§ **Objective**
Reproduce all of the material word for word.
=== Records provided ===
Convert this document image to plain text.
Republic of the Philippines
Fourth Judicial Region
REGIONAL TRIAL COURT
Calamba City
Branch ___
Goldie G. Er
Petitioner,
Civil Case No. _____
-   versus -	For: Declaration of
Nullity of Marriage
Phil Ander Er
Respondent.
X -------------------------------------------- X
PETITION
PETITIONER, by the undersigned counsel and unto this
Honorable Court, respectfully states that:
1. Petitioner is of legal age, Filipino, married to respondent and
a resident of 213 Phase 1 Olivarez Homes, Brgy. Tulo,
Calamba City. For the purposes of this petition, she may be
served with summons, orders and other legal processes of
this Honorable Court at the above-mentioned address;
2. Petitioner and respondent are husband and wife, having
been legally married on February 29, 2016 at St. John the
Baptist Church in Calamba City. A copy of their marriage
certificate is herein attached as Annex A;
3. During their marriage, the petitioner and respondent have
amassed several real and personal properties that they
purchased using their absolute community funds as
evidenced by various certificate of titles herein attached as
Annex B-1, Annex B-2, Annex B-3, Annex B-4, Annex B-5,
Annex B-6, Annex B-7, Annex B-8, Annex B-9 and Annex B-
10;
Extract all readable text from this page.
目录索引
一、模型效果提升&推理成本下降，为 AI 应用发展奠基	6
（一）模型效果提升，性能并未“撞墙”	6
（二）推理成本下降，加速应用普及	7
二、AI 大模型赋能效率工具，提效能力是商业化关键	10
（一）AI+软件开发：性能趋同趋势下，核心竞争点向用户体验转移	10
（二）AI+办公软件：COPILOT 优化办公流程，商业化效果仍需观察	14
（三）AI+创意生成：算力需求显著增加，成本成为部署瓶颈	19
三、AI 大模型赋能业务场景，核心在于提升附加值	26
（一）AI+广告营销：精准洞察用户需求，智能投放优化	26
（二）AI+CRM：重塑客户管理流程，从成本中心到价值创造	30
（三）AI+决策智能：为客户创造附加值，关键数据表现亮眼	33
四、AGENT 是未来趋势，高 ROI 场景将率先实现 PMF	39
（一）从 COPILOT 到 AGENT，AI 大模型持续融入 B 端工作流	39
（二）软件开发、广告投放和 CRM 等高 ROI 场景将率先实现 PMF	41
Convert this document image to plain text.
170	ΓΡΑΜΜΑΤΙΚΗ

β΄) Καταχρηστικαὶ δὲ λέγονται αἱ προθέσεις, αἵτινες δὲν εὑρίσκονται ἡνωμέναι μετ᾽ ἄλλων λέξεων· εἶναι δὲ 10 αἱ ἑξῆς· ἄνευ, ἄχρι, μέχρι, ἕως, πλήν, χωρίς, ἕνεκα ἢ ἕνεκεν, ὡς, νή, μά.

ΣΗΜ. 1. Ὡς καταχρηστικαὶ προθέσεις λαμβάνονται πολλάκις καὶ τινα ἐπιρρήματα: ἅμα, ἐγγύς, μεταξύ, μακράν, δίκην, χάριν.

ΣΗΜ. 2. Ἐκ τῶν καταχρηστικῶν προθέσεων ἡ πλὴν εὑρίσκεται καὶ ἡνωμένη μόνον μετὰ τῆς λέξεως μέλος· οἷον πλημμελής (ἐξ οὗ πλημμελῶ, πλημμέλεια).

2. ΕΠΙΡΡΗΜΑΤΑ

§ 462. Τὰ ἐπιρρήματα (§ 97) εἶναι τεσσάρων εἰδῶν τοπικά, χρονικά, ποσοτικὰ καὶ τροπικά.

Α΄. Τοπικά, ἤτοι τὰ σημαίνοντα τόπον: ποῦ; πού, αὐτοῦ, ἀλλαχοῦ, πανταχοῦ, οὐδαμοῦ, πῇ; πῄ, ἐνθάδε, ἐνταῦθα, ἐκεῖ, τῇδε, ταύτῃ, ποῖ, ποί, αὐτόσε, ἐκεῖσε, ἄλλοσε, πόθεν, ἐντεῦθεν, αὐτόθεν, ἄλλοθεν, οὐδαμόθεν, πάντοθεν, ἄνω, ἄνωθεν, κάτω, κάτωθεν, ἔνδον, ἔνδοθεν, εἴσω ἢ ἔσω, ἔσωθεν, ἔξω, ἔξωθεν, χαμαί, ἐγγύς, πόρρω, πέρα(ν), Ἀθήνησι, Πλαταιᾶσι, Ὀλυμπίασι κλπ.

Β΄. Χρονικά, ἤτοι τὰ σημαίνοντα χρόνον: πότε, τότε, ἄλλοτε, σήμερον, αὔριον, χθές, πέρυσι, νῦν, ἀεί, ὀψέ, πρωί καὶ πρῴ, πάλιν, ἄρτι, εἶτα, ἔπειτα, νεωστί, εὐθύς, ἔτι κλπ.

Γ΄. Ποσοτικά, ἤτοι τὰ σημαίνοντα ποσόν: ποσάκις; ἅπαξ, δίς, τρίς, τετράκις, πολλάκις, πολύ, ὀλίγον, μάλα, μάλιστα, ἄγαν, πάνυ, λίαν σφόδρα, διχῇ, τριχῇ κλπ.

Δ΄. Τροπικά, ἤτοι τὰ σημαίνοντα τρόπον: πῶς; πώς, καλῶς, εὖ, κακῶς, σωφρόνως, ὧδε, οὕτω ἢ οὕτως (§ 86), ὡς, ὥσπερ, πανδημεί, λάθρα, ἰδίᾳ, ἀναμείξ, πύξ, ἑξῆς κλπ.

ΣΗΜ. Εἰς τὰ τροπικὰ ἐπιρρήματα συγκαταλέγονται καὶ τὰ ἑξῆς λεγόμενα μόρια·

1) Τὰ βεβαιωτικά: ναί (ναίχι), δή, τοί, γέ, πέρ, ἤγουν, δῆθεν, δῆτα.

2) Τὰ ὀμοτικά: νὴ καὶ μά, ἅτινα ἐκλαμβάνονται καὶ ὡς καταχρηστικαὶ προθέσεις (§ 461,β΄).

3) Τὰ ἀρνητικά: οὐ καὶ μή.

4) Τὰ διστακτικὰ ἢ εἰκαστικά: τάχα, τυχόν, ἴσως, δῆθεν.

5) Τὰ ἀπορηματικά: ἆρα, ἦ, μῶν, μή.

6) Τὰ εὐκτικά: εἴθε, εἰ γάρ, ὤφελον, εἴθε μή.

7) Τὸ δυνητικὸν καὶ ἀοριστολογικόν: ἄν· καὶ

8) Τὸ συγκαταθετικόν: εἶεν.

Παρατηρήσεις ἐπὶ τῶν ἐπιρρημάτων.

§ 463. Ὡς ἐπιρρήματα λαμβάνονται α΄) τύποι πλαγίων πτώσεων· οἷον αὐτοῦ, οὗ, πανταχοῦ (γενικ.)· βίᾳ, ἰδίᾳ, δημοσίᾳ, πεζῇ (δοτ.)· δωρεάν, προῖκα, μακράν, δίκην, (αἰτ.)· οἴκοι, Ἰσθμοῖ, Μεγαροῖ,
===
§ **Exercise solution**
Convert this document image to plain text.
Republic of the Philippines
Fourth Judicial Region
REGIONAL TRIAL COURT
Calamba City
Branch ___
Goldie G. Er
Petitioner,
Civil Case No. _____
-   versus -	For: Declaration of
Nullity of Marriage
Phil Ander Er
Respondent.
X -------------------------------------------- X
PETITION
PETITIONER, by the undersigned counsel and unto this
Honorable Court, respectfully states that:
1. Petitioner is of legal age, Filipino, married to respondent and
a resident of 213 Phase 1 Olivarez Homes, Brgy. Tulo,
Calamba City. For the purposes of this petition, she may be
served with summons, orders and other legal processes of
this Honorable Court at the above-mentioned address;
2. Petitioner and respondent are husband and wife, having
been legally married on February 29, 2016 at St. John the
Baptist Church in Calamba City. A copy of their marriage
certificate is herein attached as Annex A;
3. During their marriage, the petitioner and respondent have
amassed several real and personal properties that they
purchased using their absolute community funds as
evidenced by various certificate of titles herein attached as
Annex B-1, Annex B-2, Annex B-3, Annex B-4, Annex B-5,
Annex B-6, Annex B-7, Annex B-8, Annex B-9 and Annex B-
10;
Extract all readable text from this page.
目录索引
一、模型效果提升&推理成本下降，为 AI 应用发展奠基	6
（一）模型效果提升，性能并未“撞墙”	6
（二）推理成本下降，加速应用普及	7
二、AI 大模型赋能效率工具，提效能力是商业化关键	10
（一）AI+软件开发：性能趋同趋势下，核心竞争点向用户体验转移	10
（二）AI+办公软件：COPILOT 优化办公流程，商业化效果仍需观察	14
（三）AI+创意生成：算力需求显著增加，成本成为部署瓶颈	19
三、AI 大模型赋能业务场景，核心在于提升附加值	26
（一）AI+广告营销：精准洞察用户需求，智能投放优化	26
（二）AI+CRM：重塑客户管理流程，从成本中心到价值创造	30
（三）AI+决策智能：为客户创造附加值，关键数据表现亮眼	33
四、AGENT 是未来趋势，高 ROI 场景将率先实现 PMF	39
（一）从 COPILOT 到 AGENT，AI 大模型持续融入 B 端工作流	39
（二）软件开发、广告投放和 CRM 等高 ROI 场景将率先实现 PMF	41
Convert this document image to plain text.
170	ΓΡΑΜΜΑΤΙΚΗ

β΄) Καταχρηστικαὶ δὲ λέγονται αἱ προθέσεις, αἵτινες δὲν εὑρίσκονται ἡνωμέναι μετ᾽ ἄλλων λέξεων· εἶναι δὲ 10 αἱ ἑξῆς· ἄνευ, ἄχρι, μέχρι, ἕως, πλήν, χωρίς, ἕνεκα ἢ ἕνεκεν, ὡς, νή, μά.

ΣΗΜ. 1. Ὡς καταχρηστικαὶ προθέσεις λαμβάνονται πολλάκις καὶ τινα ἐπιρρήματα: ἅμα, ἐγγύς, μεταξύ, μακράν, δίκην, χάριν.

ΣΗΜ. 2. Ἐκ τῶν καταχρηστικῶν προθέσεων ἡ πλὴν εὑρίσκεται καὶ ἡνωμένη μόνον μετὰ τῆς λέξεως μέλος· οἷον πλημμελής (ἐξ οὗ πλημμελῶ, πλημμέλεια).

2. ΕΠΙΡΡΗΜΑΤΑ

§ 462. Τὰ ἐπιρρήματα (§ 97) εἶναι τεσσάρων εἰδῶν τοπικά, χρονικά, ποσοτικὰ καὶ τροπικά.

Α΄. Τοπικά, ἤτοι τὰ σημαίνοντα τόπον: ποῦ; πού, αὐτοῦ, ἀλλαχοῦ, πανταχοῦ, οὐδαμοῦ, πῇ; πῄ, ἐνθάδε, ἐνταῦθα, ἐκεῖ, τῇδε, ταύτῃ, ποῖ, ποί, αὐτόσε, ἐκεῖσε, ἄλλοσε, πόθεν, ἐντεῦθεν, αὐτόθεν, ἄλλοθεν, οὐδαμόθεν, πάντοθεν, ἄνω, ἄνωθεν, κάτω, κάτωθεν, ἔνδον, ἔνδοθεν, εἴσω ἢ ἔσω, ἔσωθεν, ἔξω, ἔξωθεν, χαμαί, ἐγγύς, πόρρω, πέρα(ν), Ἀθήνησι, Πλαταιᾶσι, Ὀλυμπίασι κλπ.

Β΄. Χρονικά, ἤτοι τὰ σημαίνοντα χρόνον: πότε, τότε, ἄλλοτε, σήμερον, αὔριον, χθές, πέρυσι, νῦν, ἀεί, ὀψέ, πρωί καὶ πρῴ, πάλιν, ἄρτι, εἶτα, ἔπειτα, νεωστί, εὐθύς, ἔτι κλπ.

Γ΄. Ποσοτικά, ἤτοι τὰ σημαίνοντα ποσόν: ποσάκις; ἅπαξ, δίς, τρίς, τετράκις, πολλάκις, πολύ, ὀλίγον, μάλα, μάλιστα, ἄγαν, πάνυ, λίαν σφόδρα, διχῇ, τριχῇ κλπ.

Δ΄. Τροπικά, ἤτοι τὰ σημαίνοντα τρόπον: πῶς; πώς, καλῶς, εὖ, κακῶς, σωφρόνως, ὧδε, οὕτω ἢ οὕτως (§ 86), ὡς, ὥσπερ, πανδημεί, λάθρα, ἰδίᾳ, ἀναμείξ, πύξ, ἑξῆς κλπ.

ΣΗΜ. Εἰς τὰ τροπικὰ ἐπιρρήματα συγκαταλέγονται καὶ τὰ ἑξῆς λεγόμενα μόρια·

1) Τὰ βεβαιωτικά: ναί (ναίχι), δή, τοί, γέ, πέρ, ἤγουν, δῆθεν, δῆτα.

2) Τὰ ὀμοτικά: νὴ καὶ μά, ἅτινα ἐκλαμβάνονται καὶ ὡς καταχρηστικαὶ προθέσεις (§ 461,β΄).

3) Τὰ ἀρνητικά: οὐ καὶ μή.

4) Τὰ διστακτικὰ ἢ εἰκαστικά: τάχα, τυχόν, ἴσως, δῆθεν.

5) Τὰ ἀπορηματικά: ἆρα, ἦ, μῶν, μή.

6) Τὰ εὐκτικά: εἴθε, εἰ γάρ, ὤφελον, εἴθε μή.

7) Τὸ δυνητικὸν καὶ ἀοριστολογικόν: ἄν· καὶ

8) Τὸ συγκαταθετικόν: εἶεν.

Παρατηρήσεις ἐπὶ τῶν ἐπιρρημάτων.

§ 463. Ὡς ἐπιρρήματα λαμβάνονται α΄) τύποι πλαγίων πτώσεων· οἷον αὐτοῦ, οὗ, πανταχοῦ (γενικ.)· βίᾳ, ἰδίᾳ, δημοσίᾳ, πεζῇ (δοτ.)· δωρεάν, προῖκα, μακράν, δίκην, (αἰτ.)· οἴκοι, Ἰσθμοῖ, Μεγαροῖ,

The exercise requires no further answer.